§ **Problem statement**
Pictures do not belong in your copy. Repeat all the other data exactly.

Dataset listings of figures:
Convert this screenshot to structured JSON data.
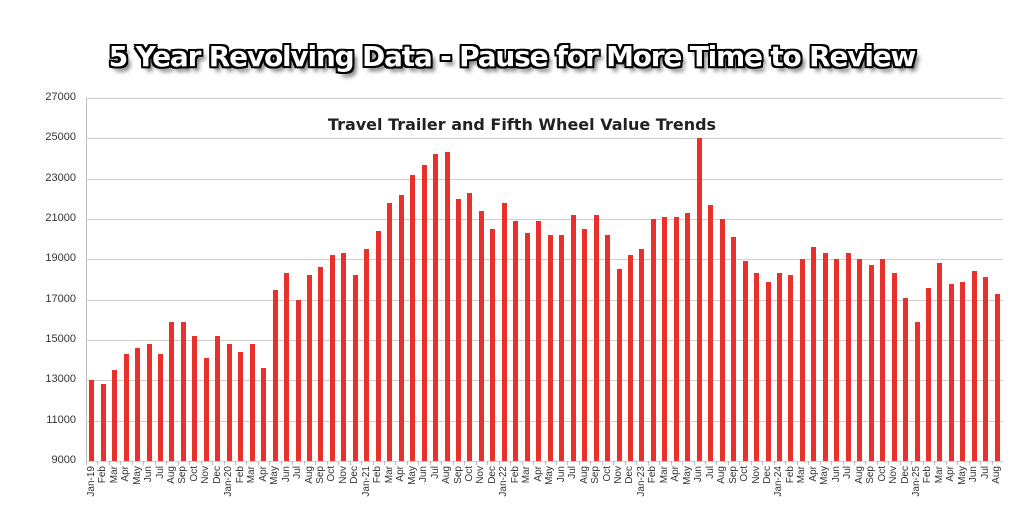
{
  "banner": {
    "text": "5 Year Revolving Data - Pause for More Time to Review"
  },
  "chart_data": {
    "type": "bar",
    "title": "Travel Trailer and Fifth Wheel Value Trends",
    "xlabel": "",
    "ylabel": "",
    "ylim": [
      9000,
      27000
    ],
    "yticks": [
      9000,
      11000,
      13000,
      15000,
      17000,
      19000,
      21000,
      23000,
      25000,
      27000
    ],
    "grid": true,
    "legend": null,
    "bar_color": "#e8312a",
    "categories": [
      "Jan-19",
      "Feb",
      "Mar",
      "Apr",
      "May",
      "Jun",
      "Jul",
      "Aug",
      "Sep",
      "Oct",
      "Nov",
      "Dec",
      "Jan-20",
      "Feb",
      "Mar",
      "Apr",
      "May",
      "Jun",
      "Jul",
      "Aug",
      "Sep",
      "Oct",
      "Nov",
      "Dec",
      "Jan-21",
      "Feb",
      "Mar",
      "Apr",
      "May",
      "Jun",
      "Jul",
      "Aug",
      "Sep",
      "Oct",
      "Nov",
      "Dec",
      "Jan-22",
      "Feb",
      "Mar",
      "Apr",
      "May",
      "Jun",
      "Jul",
      "Aug",
      "Sep",
      "Oct",
      "Nov",
      "Dec",
      "Jan-23",
      "Feb",
      "Mar",
      "Apr",
      "May",
      "Jun",
      "Jul",
      "Aug",
      "Sep",
      "Oct",
      "Nov",
      "Dec",
      "Jan-24",
      "Feb",
      "Mar",
      "Apr",
      "May",
      "Jun",
      "Jul",
      "Aug",
      "Sep",
      "Oct",
      "Nov",
      "Dec",
      "Jan-25",
      "Feb",
      "Mar",
      "Apr",
      "May",
      "Jun",
      "Jul",
      "Aug"
    ],
    "values": [
      13000,
      12800,
      13500,
      14300,
      14600,
      14800,
      14300,
      15900,
      15900,
      15200,
      14100,
      15200,
      14800,
      14400,
      14800,
      13600,
      17500,
      18300,
      17000,
      18200,
      18600,
      19200,
      19300,
      18200,
      19500,
      20400,
      21800,
      22200,
      23200,
      23700,
      24200,
      24300,
      22000,
      22300,
      21400,
      20500,
      21800,
      20900,
      20300,
      20900,
      20200,
      20200,
      21200,
      20500,
      21200,
      20200,
      18500,
      19200,
      19500,
      21000,
      21100,
      21100,
      21300,
      25000,
      21700,
      21000,
      20100,
      18900,
      18300,
      17900,
      18300,
      18200,
      19000,
      19600,
      19300,
      19000,
      19300,
      19000,
      18700,
      19000,
      18300,
      17100,
      15900,
      17600,
      18800,
      17800,
      17900,
      18400,
      18100,
      17300
    ]
  }
}
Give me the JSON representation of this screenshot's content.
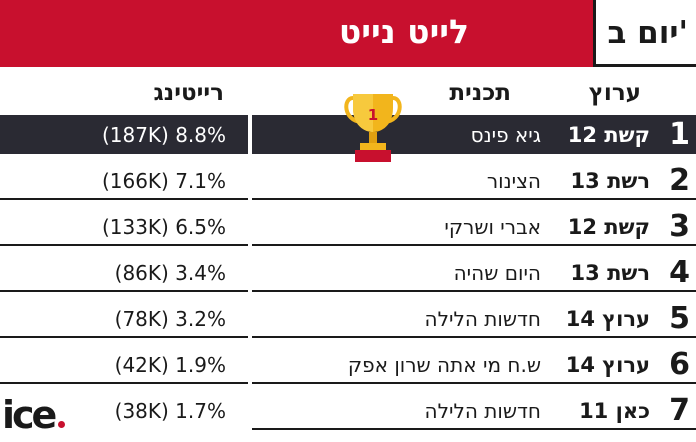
{
  "header": {
    "title": "לייט נייט",
    "day": "יום ב'"
  },
  "columns": {
    "channel": "ערוץ",
    "show": "תכנית",
    "rating": "רייטינג"
  },
  "trophy": {
    "rank": "1"
  },
  "rows": [
    {
      "rank": "1",
      "channel": "קשת 12",
      "show": "גיא פינס",
      "rating": "(187K) 8.8%"
    },
    {
      "rank": "2",
      "channel": "רשת 13",
      "show": "הצינור",
      "rating": "(166K) 7.1%"
    },
    {
      "rank": "3",
      "channel": "קשת 12",
      "show": "אברי ושרקי",
      "rating": "(133K) 6.5%"
    },
    {
      "rank": "4",
      "channel": "רשת 13",
      "show": "היום שהיה",
      "rating": "(86K) 3.4%"
    },
    {
      "rank": "5",
      "channel": "ערוץ 14",
      "show": "חדשות הלילה",
      "rating": "(78K) 3.2%"
    },
    {
      "rank": "6",
      "channel": "ערוץ 14",
      "show": "ש.ח מי אתה שרון אפק",
      "rating": "(42K) 1.9%"
    },
    {
      "rank": "7",
      "channel": "כאן 11",
      "show": "חדשות הלילה",
      "rating": "(38K) 1.7%"
    }
  ],
  "logo": {
    "text": "ice"
  },
  "colors": {
    "accent": "#c8102e",
    "highlight_row": "#2a2a33",
    "trophy_gold": "#f2b51c"
  }
}
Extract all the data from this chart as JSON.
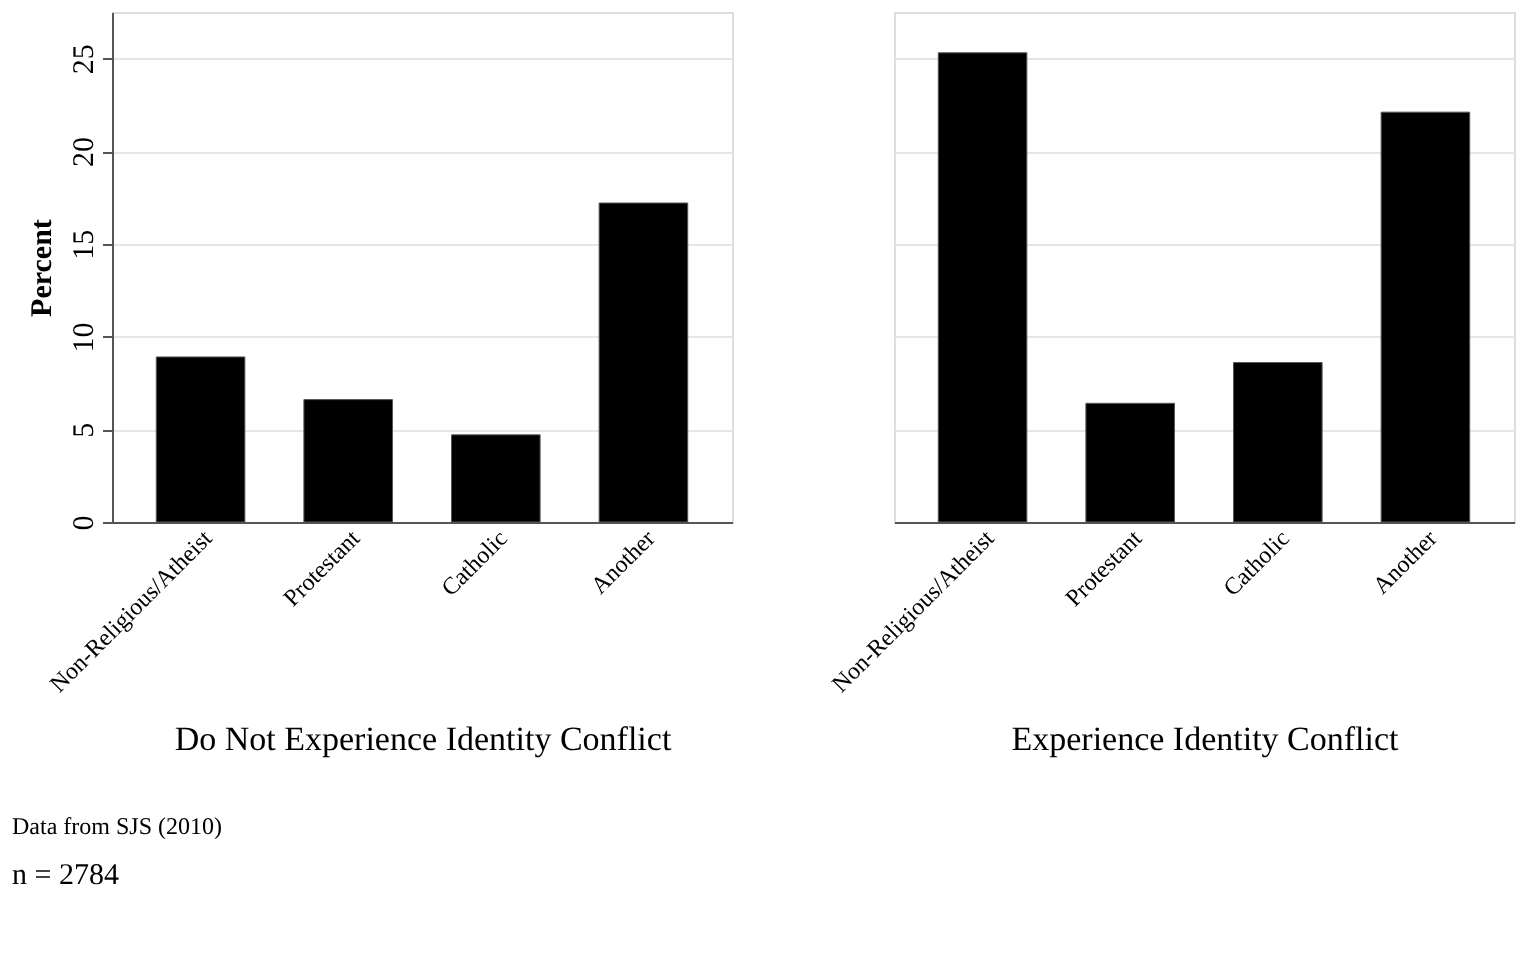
{
  "chart_data": [
    {
      "type": "bar",
      "categories": [
        "Non-Religious/Atheist",
        "Protestant",
        "Catholic",
        "Another"
      ],
      "values": [
        8.9,
        6.6,
        4.7,
        17.2
      ],
      "color": "#000000",
      "ylim": [
        0,
        27.5
      ],
      "yticks": [
        0,
        5,
        10,
        15,
        20,
        25
      ],
      "grid": "y",
      "ylabel": "Percent",
      "xlabel": "Do Not Experience Identity Conflict",
      "annotations": [
        "Data from SJS (2010)",
        "n = 2784"
      ]
    },
    {
      "type": "bar",
      "categories": [
        "Non-Religious/Atheist",
        "Protestant",
        "Catholic",
        "Another"
      ],
      "values": [
        25.3,
        6.4,
        8.6,
        22.1
      ],
      "color": "#000000",
      "ylim": [
        0,
        27.5
      ],
      "yticks": [
        0,
        5,
        10,
        15,
        20,
        25
      ],
      "grid": "y",
      "tick_labels": "x",
      "xlabel": "Experience Identity Conflict"
    }
  ]
}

§ **Exercise result**
Convert this screenshot to structured JSON data.
{
  "banner": {
    "text": "5 Year Revolving Data - Pause for More Time to Review"
  },
  "chart_data": {
    "type": "bar",
    "title": "Travel Trailer and Fifth Wheel Value Trends",
    "xlabel": "",
    "ylabel": "",
    "ylim": [
      9000,
      27000
    ],
    "yticks": [
      9000,
      11000,
      13000,
      15000,
      17000,
      19000,
      21000,
      23000,
      25000,
      27000
    ],
    "grid": true,
    "legend": null,
    "bar_color": "#e8312a",
    "categories": [
      "Jan-19",
      "Feb",
      "Mar",
      "Apr",
      "May",
      "Jun",
      "Jul",
      "Aug",
      "Sep",
      "Oct",
      "Nov",
      "Dec",
      "Jan-20",
      "Feb",
      "Mar",
      "Apr",
      "May",
      "Jun",
      "Jul",
      "Aug",
      "Sep",
      "Oct",
      "Nov",
      "Dec",
      "Jan-21",
      "Feb",
      "Mar",
      "Apr",
      "May",
      "Jun",
      "Jul",
      "Aug",
      "Sep",
      "Oct",
      "Nov",
      "Dec",
      "Jan-22",
      "Feb",
      "Mar",
      "Apr",
      "May",
      "Jun",
      "Jul",
      "Aug",
      "Sep",
      "Oct",
      "Nov",
      "Dec",
      "Jan-23",
      "Feb",
      "Mar",
      "Apr",
      "May",
      "Jun",
      "Jul",
      "Aug",
      "Sep",
      "Oct",
      "Nov",
      "Dec",
      "Jan-24",
      "Feb",
      "Mar",
      "Apr",
      "May",
      "Jun",
      "Jul",
      "Aug",
      "Sep",
      "Oct",
      "Nov",
      "Dec",
      "Jan-25",
      "Feb",
      "Mar",
      "Apr",
      "May",
      "Jun",
      "Jul",
      "Aug"
    ],
    "values": [
      13000,
      12800,
      13500,
      14300,
      14600,
      14800,
      14300,
      15900,
      15900,
      15200,
      14100,
      15200,
      14800,
      14400,
      14800,
      13600,
      17500,
      18300,
      17000,
      18200,
      18600,
      19200,
      19300,
      18200,
      19500,
      20400,
      21800,
      22200,
      23200,
      23700,
      24200,
      24300,
      22000,
      22300,
      21400,
      20500,
      21800,
      20900,
      20300,
      20900,
      20200,
      20200,
      21200,
      20500,
      21200,
      20200,
      18500,
      19200,
      19500,
      21000,
      21100,
      21100,
      21300,
      25000,
      21700,
      21000,
      20100,
      18900,
      18300,
      17900,
      18300,
      18200,
      19000,
      19600,
      19300,
      19000,
      19300,
      19000,
      18700,
      19000,
      18300,
      17100,
      15900,
      17600,
      18800,
      17800,
      17900,
      18400,
      18100,
      17300
    ]
  }
}
Give me the JSON representation of this screenshot's content.
{
  "header": {
    "title": "לייט נייט",
    "day": "יום ב'"
  },
  "columns": {
    "channel": "ערוץ",
    "show": "תכנית",
    "rating": "רייטינג"
  },
  "trophy": {
    "rank": "1"
  },
  "rows": [
    {
      "rank": "1",
      "channel": "קשת 12",
      "show": "גיא פינס",
      "rating": "(187K) 8.8%"
    },
    {
      "rank": "2",
      "channel": "רשת 13",
      "show": "הצינור",
      "rating": "(166K) 7.1%"
    },
    {
      "rank": "3",
      "channel": "קשת 12",
      "show": "אברי ושרקי",
      "rating": "(133K) 6.5%"
    },
    {
      "rank": "4",
      "channel": "רשת 13",
      "show": "היום שהיה",
      "rating": "(86K) 3.4%"
    },
    {
      "rank": "5",
      "channel": "ערוץ 14",
      "show": "חדשות הלילה",
      "rating": "(78K) 3.2%"
    },
    {
      "rank": "6",
      "channel": "ערוץ 14",
      "show": "ש.ח מי אתה שרון אפק",
      "rating": "(42K) 1.9%"
    },
    {
      "rank": "7",
      "channel": "כאן 11",
      "show": "חדשות הלילה",
      "rating": "(38K) 1.7%"
    }
  ],
  "logo": {
    "text": "ice"
  },
  "colors": {
    "accent": "#c8102e",
    "highlight_row": "#2a2a33",
    "trophy_gold": "#f2b51c"
  }
}
Extract all the data from this chart as JSON.
{
  "chart_data": [
    {
      "type": "bar",
      "categories": [
        "Non-Religious/Atheist",
        "Protestant",
        "Catholic",
        "Another"
      ],
      "values": [
        8.9,
        6.6,
        4.7,
        17.2
      ],
      "color": "#000000",
      "ylim": [
        0,
        27.5
      ],
      "yticks": [
        0,
        5,
        10,
        15,
        20,
        25
      ],
      "grid": "y",
      "ylabel": "Percent",
      "xlabel": "Do Not Experience Identity Conflict",
      "annotations": [
        "Data from SJS (2010)",
        "n = 2784"
      ]
    },
    {
      "type": "bar",
      "categories": [
        "Non-Religious/Atheist",
        "Protestant",
        "Catholic",
        "Another"
      ],
      "values": [
        25.3,
        6.4,
        8.6,
        22.1
      ],
      "color": "#000000",
      "ylim": [
        0,
        27.5
      ],
      "yticks": [
        0,
        5,
        10,
        15,
        20,
        25
      ],
      "grid": "y",
      "tick_labels": "x",
      "xlabel": "Experience Identity Conflict"
    }
  ]
}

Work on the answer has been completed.